▶ **REQUIRED ACTION A**:
Answer these from the passage on the Bears' loss to the Seahawks:
(i) What was the final score of Thursday night's game?
(ii) How old is Pete Carroll?
(iii) Which player made the game-ending interception?
▶ **REQUIRED ACTION B**: From the passage on the Bears' loss to the Seahawks, quote the text between "After Thursday night'" and "the Bear job.", inclusive.

▶ **PAGE EXTRACT**:
________________________
After Thursday night' 6-3 Bears loss to the Seahawks, the visitors seemed to offer up their former coach to try and rectify the mess in Chicago. Having lived for another day in the playoff chase, they had plenty to say about the report that former Seahawks coach Pete Carroll would be interested in the Bear job.

"Coach Carroll, man, is a special human being,” Seahawks quarterback Geno Smith told reporters about Carroll. "He's a believer. He's a guy who's always gonna be upbeat. He's always going to fight. He has one way about him, and that's what I love about him. I think we're very, very much the same in that way. We just go. There's no stop, nothing like that. We just go."

Former Illinois player Devon Witherspoon called Carroll a fun guy.

“He’s a players’ coach, man,” he said. “A lot of players are going to gravitate toward him as soon as he gets there, if he does get that job. He knows how to make work (not) feel work, so that’s what makes it fun playing for him.”

Added Smith: “Coach Carroll, he can help out any team,” Smith said. “He can help out anybody.”

Not anybody. The Bears on Thursday made a statement about being hopeless.

They probably should consider the 73-year-old Carroll because once some of the younger potential candidates, like Ben Johnson, look closely at what transpired in Thursday's game and every one of the losses in the current 10-game Bears losing streak, they will want to go to the Jets or the Saints, or Giants or Raiders or Jaguars or any other place in the league.

Trying to conduct a two-minute drive, they managed to waste two timeouts in ways no one would. They finished the game with one timeout still and looking totally in disarray with three straight incompletions and a game-ending Riq Woolen interception.
________________________
Data items:

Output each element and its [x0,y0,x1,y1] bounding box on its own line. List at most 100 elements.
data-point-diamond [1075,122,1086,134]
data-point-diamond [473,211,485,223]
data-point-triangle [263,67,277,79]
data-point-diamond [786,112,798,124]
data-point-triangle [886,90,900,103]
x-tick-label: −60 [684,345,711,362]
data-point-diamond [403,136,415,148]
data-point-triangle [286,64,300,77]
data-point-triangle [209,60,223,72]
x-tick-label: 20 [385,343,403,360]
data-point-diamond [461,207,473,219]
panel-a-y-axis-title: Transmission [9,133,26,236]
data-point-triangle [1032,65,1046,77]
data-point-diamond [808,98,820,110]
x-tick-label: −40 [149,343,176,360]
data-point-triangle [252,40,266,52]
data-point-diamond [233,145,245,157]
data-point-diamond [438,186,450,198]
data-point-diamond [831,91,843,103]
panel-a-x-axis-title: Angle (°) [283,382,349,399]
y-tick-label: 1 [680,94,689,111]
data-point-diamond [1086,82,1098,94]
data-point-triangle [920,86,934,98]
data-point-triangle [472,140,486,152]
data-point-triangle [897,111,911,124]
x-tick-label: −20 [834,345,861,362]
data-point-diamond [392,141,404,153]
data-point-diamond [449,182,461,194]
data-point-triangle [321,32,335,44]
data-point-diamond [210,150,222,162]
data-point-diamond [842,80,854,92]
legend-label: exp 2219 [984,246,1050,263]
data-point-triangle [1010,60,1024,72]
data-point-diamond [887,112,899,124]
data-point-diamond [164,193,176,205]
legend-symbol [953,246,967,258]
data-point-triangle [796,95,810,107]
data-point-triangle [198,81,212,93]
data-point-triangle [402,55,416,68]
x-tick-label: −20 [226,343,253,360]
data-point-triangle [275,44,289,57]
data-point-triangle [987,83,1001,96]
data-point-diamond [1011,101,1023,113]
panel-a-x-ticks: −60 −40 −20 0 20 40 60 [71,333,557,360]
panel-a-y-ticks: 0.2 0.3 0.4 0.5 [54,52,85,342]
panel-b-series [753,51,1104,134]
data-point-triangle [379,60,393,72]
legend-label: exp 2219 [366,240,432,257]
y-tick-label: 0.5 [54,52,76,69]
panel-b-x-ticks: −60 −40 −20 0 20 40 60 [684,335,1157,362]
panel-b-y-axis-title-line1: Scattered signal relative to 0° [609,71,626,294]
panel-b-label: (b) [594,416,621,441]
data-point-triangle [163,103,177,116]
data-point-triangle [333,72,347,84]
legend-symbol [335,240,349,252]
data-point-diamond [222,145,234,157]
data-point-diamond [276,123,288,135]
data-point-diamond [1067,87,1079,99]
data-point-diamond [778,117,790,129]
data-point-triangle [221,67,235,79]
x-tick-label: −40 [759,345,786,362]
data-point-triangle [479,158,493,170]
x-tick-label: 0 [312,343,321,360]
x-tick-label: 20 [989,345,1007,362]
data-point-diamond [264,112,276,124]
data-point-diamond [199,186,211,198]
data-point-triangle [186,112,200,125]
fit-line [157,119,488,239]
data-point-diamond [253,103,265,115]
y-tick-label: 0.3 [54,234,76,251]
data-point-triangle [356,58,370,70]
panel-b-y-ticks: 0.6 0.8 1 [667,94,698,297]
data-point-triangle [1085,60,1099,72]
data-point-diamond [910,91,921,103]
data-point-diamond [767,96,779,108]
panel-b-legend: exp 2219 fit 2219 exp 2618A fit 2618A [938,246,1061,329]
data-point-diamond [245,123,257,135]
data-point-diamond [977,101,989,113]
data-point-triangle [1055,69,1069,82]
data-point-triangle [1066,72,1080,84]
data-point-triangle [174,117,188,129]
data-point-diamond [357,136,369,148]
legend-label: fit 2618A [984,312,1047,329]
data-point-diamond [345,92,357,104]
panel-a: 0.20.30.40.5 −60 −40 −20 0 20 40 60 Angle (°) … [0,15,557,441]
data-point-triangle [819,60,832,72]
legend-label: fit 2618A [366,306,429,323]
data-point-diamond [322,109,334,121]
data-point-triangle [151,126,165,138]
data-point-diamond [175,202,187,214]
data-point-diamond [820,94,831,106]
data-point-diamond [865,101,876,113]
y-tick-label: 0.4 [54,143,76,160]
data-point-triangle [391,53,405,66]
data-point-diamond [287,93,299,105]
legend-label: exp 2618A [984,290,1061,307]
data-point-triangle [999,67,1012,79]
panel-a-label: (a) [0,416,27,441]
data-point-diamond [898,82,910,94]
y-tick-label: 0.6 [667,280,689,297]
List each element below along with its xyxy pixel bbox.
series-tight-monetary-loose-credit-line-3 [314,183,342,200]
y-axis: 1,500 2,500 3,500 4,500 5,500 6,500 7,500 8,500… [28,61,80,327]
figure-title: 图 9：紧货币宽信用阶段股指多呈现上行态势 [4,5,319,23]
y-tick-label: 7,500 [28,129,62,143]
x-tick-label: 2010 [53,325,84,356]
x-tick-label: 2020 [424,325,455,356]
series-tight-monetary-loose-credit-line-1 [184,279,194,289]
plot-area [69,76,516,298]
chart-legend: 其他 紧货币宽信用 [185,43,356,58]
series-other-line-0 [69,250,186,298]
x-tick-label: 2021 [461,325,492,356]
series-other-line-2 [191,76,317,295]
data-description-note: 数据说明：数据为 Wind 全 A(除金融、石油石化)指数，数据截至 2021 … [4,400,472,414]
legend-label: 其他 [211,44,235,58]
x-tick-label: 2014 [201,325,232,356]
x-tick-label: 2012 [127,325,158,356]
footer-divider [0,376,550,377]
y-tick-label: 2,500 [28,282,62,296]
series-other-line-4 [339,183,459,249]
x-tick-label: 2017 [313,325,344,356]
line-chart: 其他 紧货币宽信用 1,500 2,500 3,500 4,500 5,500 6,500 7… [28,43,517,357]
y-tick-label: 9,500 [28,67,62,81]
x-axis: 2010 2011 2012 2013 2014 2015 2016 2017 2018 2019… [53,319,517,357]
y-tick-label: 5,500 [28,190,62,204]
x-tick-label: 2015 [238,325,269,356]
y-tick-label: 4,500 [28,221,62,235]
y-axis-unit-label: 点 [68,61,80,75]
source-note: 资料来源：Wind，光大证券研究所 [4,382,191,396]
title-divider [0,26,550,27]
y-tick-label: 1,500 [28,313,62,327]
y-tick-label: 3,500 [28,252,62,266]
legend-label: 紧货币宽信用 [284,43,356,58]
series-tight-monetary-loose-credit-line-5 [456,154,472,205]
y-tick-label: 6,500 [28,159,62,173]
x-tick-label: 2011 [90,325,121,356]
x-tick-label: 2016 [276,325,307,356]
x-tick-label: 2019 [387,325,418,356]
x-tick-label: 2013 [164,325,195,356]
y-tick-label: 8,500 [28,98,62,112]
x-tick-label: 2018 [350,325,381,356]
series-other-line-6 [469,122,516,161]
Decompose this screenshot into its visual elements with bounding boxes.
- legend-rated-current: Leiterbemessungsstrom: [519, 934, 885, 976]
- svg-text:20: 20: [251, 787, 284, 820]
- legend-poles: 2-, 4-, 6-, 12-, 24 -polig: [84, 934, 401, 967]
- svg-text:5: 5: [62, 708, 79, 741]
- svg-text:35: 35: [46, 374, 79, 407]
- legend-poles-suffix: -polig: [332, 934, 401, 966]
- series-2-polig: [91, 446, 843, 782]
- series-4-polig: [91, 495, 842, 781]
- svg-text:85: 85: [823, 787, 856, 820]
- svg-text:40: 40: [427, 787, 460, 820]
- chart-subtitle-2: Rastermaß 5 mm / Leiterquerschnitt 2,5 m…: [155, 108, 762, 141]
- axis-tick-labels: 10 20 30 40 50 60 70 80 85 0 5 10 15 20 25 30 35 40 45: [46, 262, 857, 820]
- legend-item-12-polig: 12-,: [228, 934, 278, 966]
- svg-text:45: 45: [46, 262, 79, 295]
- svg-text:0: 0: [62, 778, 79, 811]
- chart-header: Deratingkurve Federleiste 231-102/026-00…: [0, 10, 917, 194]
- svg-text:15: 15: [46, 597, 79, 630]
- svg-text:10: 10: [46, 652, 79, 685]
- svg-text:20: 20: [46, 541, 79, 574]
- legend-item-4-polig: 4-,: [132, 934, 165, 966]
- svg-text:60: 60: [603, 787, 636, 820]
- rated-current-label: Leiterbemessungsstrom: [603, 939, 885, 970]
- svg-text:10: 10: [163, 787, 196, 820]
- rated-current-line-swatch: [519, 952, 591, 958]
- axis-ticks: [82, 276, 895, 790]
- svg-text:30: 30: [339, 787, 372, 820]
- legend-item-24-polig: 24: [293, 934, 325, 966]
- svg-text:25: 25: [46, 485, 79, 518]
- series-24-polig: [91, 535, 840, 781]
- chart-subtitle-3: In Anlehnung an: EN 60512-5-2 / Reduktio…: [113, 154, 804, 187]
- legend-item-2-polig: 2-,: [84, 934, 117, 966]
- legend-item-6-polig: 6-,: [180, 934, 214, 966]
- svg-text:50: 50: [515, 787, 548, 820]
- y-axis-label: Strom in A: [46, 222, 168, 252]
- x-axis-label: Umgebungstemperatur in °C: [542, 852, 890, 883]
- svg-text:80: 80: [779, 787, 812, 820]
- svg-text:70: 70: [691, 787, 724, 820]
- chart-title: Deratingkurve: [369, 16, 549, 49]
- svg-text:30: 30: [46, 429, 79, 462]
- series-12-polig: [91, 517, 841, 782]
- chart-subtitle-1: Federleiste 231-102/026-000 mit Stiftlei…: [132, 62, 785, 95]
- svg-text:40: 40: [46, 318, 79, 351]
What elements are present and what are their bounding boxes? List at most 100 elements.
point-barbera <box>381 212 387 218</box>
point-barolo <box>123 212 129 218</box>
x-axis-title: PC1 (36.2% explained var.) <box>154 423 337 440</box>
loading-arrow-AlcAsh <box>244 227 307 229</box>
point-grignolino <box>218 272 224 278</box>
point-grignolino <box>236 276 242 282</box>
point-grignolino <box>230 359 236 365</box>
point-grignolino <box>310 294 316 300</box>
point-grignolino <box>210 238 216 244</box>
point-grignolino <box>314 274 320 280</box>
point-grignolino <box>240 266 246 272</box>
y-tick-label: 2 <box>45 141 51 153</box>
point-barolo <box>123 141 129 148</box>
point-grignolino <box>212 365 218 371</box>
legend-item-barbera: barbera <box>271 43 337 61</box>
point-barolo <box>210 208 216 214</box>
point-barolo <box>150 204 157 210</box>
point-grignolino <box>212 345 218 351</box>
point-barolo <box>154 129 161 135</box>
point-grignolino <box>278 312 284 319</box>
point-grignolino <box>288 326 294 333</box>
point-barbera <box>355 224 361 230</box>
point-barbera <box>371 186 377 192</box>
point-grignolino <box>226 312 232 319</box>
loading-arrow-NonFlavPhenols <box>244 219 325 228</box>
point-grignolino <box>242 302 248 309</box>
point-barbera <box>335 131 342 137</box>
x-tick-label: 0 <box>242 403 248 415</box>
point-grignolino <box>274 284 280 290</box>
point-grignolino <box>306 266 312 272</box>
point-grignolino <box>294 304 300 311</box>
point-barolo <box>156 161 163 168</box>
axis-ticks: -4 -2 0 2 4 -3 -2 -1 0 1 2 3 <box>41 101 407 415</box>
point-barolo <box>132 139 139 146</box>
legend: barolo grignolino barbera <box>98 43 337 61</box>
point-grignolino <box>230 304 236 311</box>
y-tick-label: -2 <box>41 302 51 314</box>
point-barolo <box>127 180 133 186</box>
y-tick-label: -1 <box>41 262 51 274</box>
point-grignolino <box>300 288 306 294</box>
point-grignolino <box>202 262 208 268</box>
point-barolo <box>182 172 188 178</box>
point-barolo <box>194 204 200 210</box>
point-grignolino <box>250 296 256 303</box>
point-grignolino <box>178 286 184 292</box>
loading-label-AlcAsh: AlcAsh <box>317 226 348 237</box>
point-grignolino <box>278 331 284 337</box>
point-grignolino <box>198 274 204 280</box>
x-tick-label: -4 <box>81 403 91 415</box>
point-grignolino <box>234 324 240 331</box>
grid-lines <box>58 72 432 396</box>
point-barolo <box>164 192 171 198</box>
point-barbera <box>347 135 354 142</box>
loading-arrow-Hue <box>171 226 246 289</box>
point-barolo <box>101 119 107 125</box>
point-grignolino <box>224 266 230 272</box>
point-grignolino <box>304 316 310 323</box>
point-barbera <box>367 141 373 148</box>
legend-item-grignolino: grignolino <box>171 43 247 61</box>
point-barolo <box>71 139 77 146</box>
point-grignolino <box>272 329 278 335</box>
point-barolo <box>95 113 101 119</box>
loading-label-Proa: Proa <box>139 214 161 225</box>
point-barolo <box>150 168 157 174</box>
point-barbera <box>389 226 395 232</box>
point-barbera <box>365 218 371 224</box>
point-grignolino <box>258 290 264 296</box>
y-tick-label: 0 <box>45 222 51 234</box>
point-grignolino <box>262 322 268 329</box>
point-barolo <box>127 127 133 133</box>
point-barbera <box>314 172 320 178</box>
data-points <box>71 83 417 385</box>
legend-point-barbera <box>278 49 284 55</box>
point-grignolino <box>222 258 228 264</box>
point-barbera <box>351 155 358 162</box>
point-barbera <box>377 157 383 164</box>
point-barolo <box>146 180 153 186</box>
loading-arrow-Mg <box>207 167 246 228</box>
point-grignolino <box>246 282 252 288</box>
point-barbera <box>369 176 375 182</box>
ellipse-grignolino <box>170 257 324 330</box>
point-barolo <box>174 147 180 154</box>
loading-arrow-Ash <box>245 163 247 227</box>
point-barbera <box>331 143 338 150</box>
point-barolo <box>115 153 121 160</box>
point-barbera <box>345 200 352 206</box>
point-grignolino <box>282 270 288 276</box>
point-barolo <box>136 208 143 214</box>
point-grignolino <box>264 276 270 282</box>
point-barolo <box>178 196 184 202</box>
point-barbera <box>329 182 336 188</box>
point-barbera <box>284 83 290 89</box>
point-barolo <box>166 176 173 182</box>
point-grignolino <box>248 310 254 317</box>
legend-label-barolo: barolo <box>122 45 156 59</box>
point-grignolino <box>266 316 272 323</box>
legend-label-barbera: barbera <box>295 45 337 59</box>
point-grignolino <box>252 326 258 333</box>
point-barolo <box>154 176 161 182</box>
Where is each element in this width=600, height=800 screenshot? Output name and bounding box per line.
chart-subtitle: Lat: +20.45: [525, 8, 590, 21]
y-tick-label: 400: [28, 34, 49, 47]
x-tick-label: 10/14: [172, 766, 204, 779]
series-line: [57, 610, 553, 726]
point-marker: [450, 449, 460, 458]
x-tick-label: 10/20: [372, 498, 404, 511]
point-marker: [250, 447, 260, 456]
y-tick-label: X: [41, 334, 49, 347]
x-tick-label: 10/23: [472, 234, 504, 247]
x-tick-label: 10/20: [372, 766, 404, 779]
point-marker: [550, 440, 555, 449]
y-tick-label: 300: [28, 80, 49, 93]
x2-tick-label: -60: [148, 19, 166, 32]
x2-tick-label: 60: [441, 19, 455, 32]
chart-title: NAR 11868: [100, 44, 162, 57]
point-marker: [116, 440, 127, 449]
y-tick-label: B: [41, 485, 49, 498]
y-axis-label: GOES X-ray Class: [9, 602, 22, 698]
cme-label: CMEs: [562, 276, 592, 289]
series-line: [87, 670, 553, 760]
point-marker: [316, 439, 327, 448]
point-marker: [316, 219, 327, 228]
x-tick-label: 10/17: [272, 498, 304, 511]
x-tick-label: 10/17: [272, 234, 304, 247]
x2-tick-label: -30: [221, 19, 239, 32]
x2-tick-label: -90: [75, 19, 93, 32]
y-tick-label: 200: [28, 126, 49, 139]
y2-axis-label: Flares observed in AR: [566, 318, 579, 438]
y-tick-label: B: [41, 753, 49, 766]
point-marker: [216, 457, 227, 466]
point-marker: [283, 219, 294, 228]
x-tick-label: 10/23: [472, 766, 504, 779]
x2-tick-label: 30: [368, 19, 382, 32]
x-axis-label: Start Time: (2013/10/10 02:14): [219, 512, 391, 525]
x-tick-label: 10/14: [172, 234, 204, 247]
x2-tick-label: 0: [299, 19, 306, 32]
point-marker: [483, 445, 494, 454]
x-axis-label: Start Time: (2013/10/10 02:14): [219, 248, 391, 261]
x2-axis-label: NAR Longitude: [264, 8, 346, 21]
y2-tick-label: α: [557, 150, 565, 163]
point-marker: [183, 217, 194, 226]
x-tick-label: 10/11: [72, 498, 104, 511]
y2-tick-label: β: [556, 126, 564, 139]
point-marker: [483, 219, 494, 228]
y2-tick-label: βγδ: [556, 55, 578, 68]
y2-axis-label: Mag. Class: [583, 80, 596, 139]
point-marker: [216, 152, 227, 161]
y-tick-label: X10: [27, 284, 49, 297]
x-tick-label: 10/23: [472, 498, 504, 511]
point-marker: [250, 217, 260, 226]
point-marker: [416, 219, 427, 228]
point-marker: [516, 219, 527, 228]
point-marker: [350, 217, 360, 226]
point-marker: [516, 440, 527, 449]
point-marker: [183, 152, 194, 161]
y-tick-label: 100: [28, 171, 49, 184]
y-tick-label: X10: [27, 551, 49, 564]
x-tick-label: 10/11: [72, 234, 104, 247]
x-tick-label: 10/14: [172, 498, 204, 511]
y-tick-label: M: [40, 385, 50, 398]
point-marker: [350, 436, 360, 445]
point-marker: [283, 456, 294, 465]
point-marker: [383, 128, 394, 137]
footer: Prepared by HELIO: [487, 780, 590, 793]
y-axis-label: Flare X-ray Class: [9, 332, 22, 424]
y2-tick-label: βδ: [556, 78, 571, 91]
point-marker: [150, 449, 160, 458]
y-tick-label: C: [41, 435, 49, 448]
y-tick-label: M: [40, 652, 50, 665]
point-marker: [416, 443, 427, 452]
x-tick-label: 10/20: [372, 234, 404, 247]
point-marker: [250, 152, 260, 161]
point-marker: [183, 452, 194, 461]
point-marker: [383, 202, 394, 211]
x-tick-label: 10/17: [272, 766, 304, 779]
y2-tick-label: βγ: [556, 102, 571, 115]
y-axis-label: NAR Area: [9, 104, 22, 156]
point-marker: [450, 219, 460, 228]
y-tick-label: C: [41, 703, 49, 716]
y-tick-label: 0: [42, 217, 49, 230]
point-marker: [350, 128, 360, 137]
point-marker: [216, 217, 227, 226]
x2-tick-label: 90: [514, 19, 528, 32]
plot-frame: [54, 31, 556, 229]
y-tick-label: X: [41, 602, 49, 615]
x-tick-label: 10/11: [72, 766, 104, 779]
________________________
▶ **ANSWER SECTION A**:
(i) 6-3, a Bears loss to the Seahawks.
(ii) 73.
(iii) Riq Woolen.

▶ **ANSWER SECTION B**:
After Thursday night' 6-3 Bears loss to the Seahawks, the visitors seemed to offer up their former coach to try and rectify the mess in Chicago. Having lived for another day in the playoff chase, they had plenty to say about the report that former Seahawks coach Pete Carroll would be interested in the Bear job.